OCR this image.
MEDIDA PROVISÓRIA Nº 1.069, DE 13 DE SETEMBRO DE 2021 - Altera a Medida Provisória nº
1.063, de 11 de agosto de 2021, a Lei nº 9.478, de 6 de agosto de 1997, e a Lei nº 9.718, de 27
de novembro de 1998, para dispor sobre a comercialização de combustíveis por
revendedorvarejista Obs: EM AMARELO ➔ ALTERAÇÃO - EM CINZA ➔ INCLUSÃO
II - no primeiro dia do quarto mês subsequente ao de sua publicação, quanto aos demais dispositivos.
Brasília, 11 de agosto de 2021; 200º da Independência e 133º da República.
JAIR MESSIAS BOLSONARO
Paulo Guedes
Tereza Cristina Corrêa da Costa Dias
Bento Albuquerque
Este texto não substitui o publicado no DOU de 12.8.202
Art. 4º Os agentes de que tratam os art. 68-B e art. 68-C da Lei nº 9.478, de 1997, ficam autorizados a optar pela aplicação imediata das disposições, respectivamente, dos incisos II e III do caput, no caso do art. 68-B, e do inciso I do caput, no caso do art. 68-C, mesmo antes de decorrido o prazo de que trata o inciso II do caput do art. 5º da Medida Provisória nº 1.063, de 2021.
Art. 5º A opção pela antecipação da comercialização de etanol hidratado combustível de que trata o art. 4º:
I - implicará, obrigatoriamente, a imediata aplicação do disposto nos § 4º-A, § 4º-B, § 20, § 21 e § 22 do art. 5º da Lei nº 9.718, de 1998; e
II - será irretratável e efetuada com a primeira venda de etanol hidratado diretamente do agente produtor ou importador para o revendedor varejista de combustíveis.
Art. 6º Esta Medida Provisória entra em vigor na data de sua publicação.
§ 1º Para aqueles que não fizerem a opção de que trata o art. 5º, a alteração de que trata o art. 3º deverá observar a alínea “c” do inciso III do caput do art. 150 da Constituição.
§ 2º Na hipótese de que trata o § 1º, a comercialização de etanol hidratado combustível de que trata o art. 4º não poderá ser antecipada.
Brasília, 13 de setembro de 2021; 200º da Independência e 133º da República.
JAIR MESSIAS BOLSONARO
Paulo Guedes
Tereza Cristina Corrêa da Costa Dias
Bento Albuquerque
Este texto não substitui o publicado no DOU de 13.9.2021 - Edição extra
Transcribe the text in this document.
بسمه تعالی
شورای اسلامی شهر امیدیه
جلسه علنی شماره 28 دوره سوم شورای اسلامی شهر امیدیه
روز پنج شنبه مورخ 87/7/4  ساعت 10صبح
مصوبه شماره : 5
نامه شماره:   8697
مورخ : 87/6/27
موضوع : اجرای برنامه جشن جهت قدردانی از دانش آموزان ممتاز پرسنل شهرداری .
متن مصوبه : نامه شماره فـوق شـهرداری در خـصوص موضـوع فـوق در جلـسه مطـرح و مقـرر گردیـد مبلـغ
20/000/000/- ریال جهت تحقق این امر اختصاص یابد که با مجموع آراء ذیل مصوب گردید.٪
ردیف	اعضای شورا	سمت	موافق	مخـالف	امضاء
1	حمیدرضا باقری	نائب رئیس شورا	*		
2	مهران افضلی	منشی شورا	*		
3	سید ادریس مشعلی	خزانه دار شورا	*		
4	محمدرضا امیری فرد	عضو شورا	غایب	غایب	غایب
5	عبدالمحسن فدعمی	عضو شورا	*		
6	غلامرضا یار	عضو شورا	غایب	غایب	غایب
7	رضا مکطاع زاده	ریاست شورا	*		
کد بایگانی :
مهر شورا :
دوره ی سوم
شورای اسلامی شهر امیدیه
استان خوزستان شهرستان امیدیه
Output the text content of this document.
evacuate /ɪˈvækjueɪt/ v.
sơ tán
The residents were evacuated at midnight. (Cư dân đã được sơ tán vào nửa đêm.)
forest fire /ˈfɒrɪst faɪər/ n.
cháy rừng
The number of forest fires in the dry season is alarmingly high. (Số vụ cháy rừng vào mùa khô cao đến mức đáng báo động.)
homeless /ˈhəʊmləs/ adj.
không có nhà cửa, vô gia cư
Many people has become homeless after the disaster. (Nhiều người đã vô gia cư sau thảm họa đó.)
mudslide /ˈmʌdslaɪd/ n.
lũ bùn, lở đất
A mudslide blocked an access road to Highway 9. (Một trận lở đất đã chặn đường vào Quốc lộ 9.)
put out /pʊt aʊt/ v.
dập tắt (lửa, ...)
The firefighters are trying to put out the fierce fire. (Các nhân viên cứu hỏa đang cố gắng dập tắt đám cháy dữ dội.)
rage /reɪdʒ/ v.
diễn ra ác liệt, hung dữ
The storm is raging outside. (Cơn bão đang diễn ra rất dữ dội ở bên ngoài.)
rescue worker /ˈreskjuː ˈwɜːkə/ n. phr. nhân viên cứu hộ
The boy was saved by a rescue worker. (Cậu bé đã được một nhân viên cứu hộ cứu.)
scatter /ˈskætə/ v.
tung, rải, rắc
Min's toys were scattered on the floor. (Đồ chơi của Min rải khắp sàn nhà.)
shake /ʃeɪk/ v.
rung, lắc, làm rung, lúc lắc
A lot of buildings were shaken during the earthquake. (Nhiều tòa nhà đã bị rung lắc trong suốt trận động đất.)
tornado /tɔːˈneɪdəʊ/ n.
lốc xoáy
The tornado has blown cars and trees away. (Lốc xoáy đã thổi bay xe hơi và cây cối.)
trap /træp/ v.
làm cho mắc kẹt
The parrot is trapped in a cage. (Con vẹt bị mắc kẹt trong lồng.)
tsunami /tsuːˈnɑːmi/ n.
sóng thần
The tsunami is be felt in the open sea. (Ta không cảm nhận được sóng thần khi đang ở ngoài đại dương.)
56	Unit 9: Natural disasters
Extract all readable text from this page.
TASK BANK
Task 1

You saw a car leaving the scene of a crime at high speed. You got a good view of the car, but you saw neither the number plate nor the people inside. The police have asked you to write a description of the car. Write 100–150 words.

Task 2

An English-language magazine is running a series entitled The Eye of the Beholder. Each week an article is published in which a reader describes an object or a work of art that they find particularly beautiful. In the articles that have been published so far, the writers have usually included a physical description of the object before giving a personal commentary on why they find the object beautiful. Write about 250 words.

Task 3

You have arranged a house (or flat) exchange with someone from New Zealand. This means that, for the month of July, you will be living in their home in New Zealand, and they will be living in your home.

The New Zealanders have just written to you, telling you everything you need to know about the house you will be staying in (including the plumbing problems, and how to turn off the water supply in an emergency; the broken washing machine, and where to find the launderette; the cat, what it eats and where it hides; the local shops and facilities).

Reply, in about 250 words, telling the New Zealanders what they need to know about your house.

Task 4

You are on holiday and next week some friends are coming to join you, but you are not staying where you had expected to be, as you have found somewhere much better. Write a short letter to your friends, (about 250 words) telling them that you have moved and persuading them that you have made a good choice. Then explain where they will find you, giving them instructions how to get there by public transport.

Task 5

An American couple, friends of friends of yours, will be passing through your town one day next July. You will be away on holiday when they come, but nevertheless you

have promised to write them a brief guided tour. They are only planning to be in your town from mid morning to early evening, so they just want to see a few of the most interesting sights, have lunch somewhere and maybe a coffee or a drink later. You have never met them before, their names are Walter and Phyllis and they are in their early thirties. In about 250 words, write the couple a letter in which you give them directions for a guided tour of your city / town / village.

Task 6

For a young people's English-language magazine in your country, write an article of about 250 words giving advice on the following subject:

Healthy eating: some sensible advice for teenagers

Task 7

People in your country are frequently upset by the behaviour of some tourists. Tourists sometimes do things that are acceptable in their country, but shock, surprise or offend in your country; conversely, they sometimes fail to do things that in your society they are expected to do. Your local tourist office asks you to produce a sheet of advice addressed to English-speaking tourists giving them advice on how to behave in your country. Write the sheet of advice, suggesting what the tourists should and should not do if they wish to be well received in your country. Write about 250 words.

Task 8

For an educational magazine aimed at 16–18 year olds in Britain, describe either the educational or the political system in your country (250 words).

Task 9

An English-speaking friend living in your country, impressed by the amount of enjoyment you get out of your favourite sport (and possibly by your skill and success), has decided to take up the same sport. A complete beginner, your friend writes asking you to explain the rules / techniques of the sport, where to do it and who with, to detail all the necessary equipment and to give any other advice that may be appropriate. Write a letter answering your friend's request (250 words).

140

+ + +

_Work to complete_
Gather each line in these records that contains the string "substitui".

_Response for this exercise_
Este texto não substitui o publicado no DOU de 12.8.202
Este texto não substitui o publicado no DOU de 13.9.2021 - Edição extra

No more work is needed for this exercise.